-- start Listed records --

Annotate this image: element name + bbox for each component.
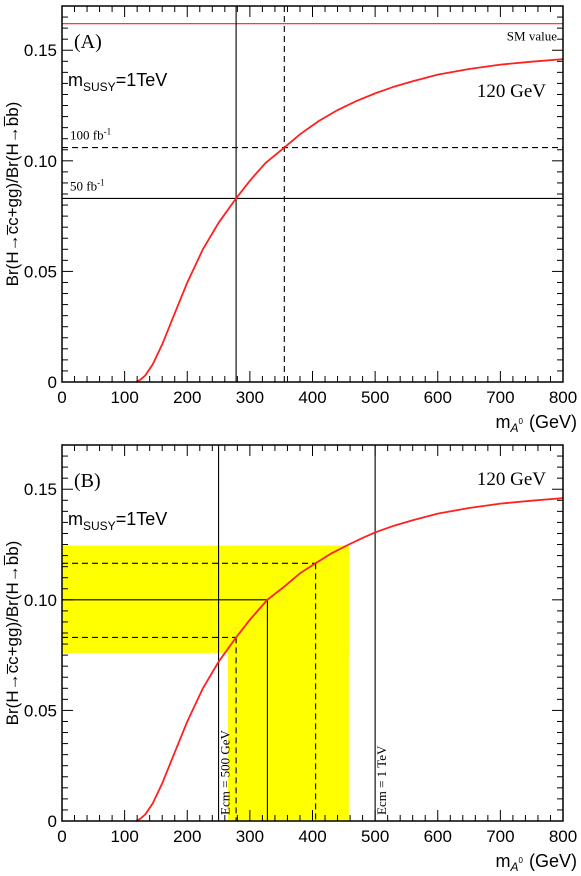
lumi-50-label: 50 fb-1 <box>70 177 105 193</box>
x-tick-label: 100 <box>110 827 138 846</box>
y-tick-label: 0.05 <box>24 262 57 281</box>
x-tick-label: 400 <box>298 827 326 846</box>
ecm-500-label: Ecm = 500 GeV <box>218 729 233 815</box>
x-tick-label: 0 <box>57 388 66 407</box>
x-tick-label: 800 <box>549 388 577 407</box>
y-tick-label: 0 <box>48 812 57 831</box>
x-axis-label-main: m <box>496 412 511 432</box>
lumi-50-sup: -1 <box>97 177 105 187</box>
msusy-label: mSUSY=1TeV <box>68 70 167 94</box>
chart-panel-b: 0 100 200 300 400 500 600 700 800 0 0.05 0.10 0.15 (… <box>3 444 577 874</box>
msusy-value: =1TeV <box>116 509 168 529</box>
msusy-sub: SUSY <box>83 519 116 533</box>
lumi-100-sup: -1 <box>104 127 112 137</box>
x-tick-label: 400 <box>298 388 326 407</box>
curve-label: 120 GeV <box>477 469 546 490</box>
msusy-label: mSUSY=1TeV <box>68 509 167 533</box>
y-tick-label: 0.15 <box>24 41 57 60</box>
x-tick-label: 300 <box>236 827 264 846</box>
msusy-value: =1TeV <box>116 70 168 90</box>
msusy-main: m <box>68 509 83 529</box>
y-tick-label: 0.10 <box>24 152 57 171</box>
sm-value-label: SM value <box>507 29 557 44</box>
x-tick-label: 500 <box>361 388 389 407</box>
lumi-50-text: 50 fb <box>70 178 97 193</box>
x-axis-label-sub: A <box>510 421 519 435</box>
curve-label: 120 GeV <box>477 81 546 102</box>
y-axis-label: Br(H→c̅c+gg)/Br(H→b̅b) <box>3 102 22 287</box>
x-tick-label: 200 <box>173 827 201 846</box>
series-curve-0 <box>135 58 564 383</box>
msusy-main: m <box>68 70 83 90</box>
x-axis-label-unit: (GeV) <box>529 851 577 871</box>
msusy-sub: SUSY <box>83 80 116 94</box>
x-axis-label-sub: A <box>510 860 519 874</box>
y-tick-label: 0.05 <box>24 701 57 720</box>
y-tick-label: 0.10 <box>24 591 57 610</box>
ecm-1tev-label: Ecm = 1 TeV <box>374 745 389 815</box>
panel-label: (A) <box>74 31 102 53</box>
x-axis-label-sup: 0 <box>519 417 524 426</box>
x-axis-label-main: m <box>496 851 511 871</box>
lumi-100-text: 100 fb <box>70 128 104 143</box>
chart-panel-a: 0 100 200 300 400 500 600 700 800 0 0.05 0.10 0.15 (… <box>3 5 577 435</box>
x-tick-label: 600 <box>424 827 452 846</box>
series-curve-0 <box>135 497 564 822</box>
x-tick-label: 200 <box>173 388 201 407</box>
x-tick-label: 0 <box>57 827 66 846</box>
x-tick-label: 100 <box>110 388 138 407</box>
x-tick-label: 800 <box>549 827 577 846</box>
x-tick-label: 500 <box>361 827 389 846</box>
uncertainty-band-vertical <box>227 545 349 821</box>
x-axis-label-sup: 0 <box>519 856 524 865</box>
y-axis-label: Br(H→c̅c+gg)/Br(H→b̅b) <box>3 541 22 726</box>
x-tick-label: 600 <box>424 388 452 407</box>
x-tick-label: 700 <box>486 827 514 846</box>
x-axis-label: mA0 (GeV) <box>496 851 577 874</box>
x-axis-label: mA0 (GeV) <box>496 412 577 435</box>
lumi-100-label: 100 fb-1 <box>70 127 111 143</box>
panel-label: (B) <box>74 470 101 492</box>
y-tick-label: 0.15 <box>24 480 57 499</box>
y-tick-label: 0 <box>48 373 57 392</box>
x-tick-label: 700 <box>486 388 514 407</box>
x-tick-label: 300 <box>236 388 264 407</box>
x-axis-label-unit: (GeV) <box>529 412 577 432</box>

-- end Listed records --

Given instruction
Rewrite the rows starting with the line that contains "lumi-50-label: 50 fb-1" and going through the line that contains "x-tick-label: 200 <box>173 388 201 407</box>", with "curve-label" changed to "curve-tag" and everything else unchanged.

Result
lumi-50-label: 50 fb-1 <box>70 177 105 193</box>
x-tick-label: 100 <box>110 827 138 846</box>
y-tick-label: 0.05 <box>24 262 57 281</box>
x-tick-label: 400 <box>298 827 326 846</box>
ecm-500-label: Ecm = 500 GeV <box>218 729 233 815</box>
x-tick-label: 0 <box>57 388 66 407</box>
x-tick-label: 800 <box>549 388 577 407</box>
y-tick-label: 0 <box>48 812 57 831</box>
x-axis-label-main: m <box>496 412 511 432</box>
lumi-50-sup: -1 <box>97 177 105 187</box>
msusy-label: mSUSY=1TeV <box>68 70 167 94</box>
chart-panel-b: 0 100 200 300 400 500 600 700 800 0 0.05 0.10 0.15 (… <box>3 444 577 874</box>
msusy-value: =1TeV <box>116 509 168 529</box>
msusy-sub: SUSY <box>83 519 116 533</box>
lumi-100-sup: -1 <box>104 127 112 137</box>
x-tick-label: 400 <box>298 388 326 407</box>
curve-tag: 120 GeV <box>477 469 546 490</box>
msusy-label: mSUSY=1TeV <box>68 509 167 533</box>
y-tick-label: 0.15 <box>24 41 57 60</box>
x-tick-label: 300 <box>236 827 264 846</box>
msusy-value: =1TeV <box>116 70 168 90</box>
msusy-main: m <box>68 509 83 529</box>
y-tick-label: 0.10 <box>24 152 57 171</box>
sm-value-label: SM value <box>507 29 557 44</box>
x-tick-label: 500 <box>361 388 389 407</box>
lumi-50-text: 50 fb <box>70 178 97 193</box>
x-axis-label-sub: A <box>510 421 519 435</box>
curve-tag: 120 GeV <box>477 81 546 102</box>
y-axis-label: Br(H→c̅c+gg)/Br(H→b̅b) <box>3 102 22 287</box>
x-tick-label: 200 <box>173 827 201 846</box>
series-curve-0 <box>135 58 564 383</box>
msusy-main: m <box>68 70 83 90</box>
x-axis-label-unit: (GeV) <box>529 851 577 871</box>
msusy-sub: SUSY <box>83 80 116 94</box>
x-axis-label-sub: A <box>510 860 519 874</box>
y-tick-label: 0.05 <box>24 701 57 720</box>
y-tick-label: 0.10 <box>24 591 57 610</box>
ecm-1tev-label: Ecm = 1 TeV <box>374 745 389 815</box>
panel-label: (A) <box>74 31 102 53</box>
x-axis-label-sup: 0 <box>519 417 524 426</box>
x-axis-label-main: m <box>496 851 511 871</box>
lumi-100-text: 100 fb <box>70 128 104 143</box>
chart-panel-a: 0 100 200 300 400 500 600 700 800 0 0.05 0.10 0.15 (… <box>3 5 577 435</box>
x-tick-label: 600 <box>424 827 452 846</box>
series-curve-0 <box>135 497 564 822</box>
x-tick-label: 200 <box>173 388 201 407</box>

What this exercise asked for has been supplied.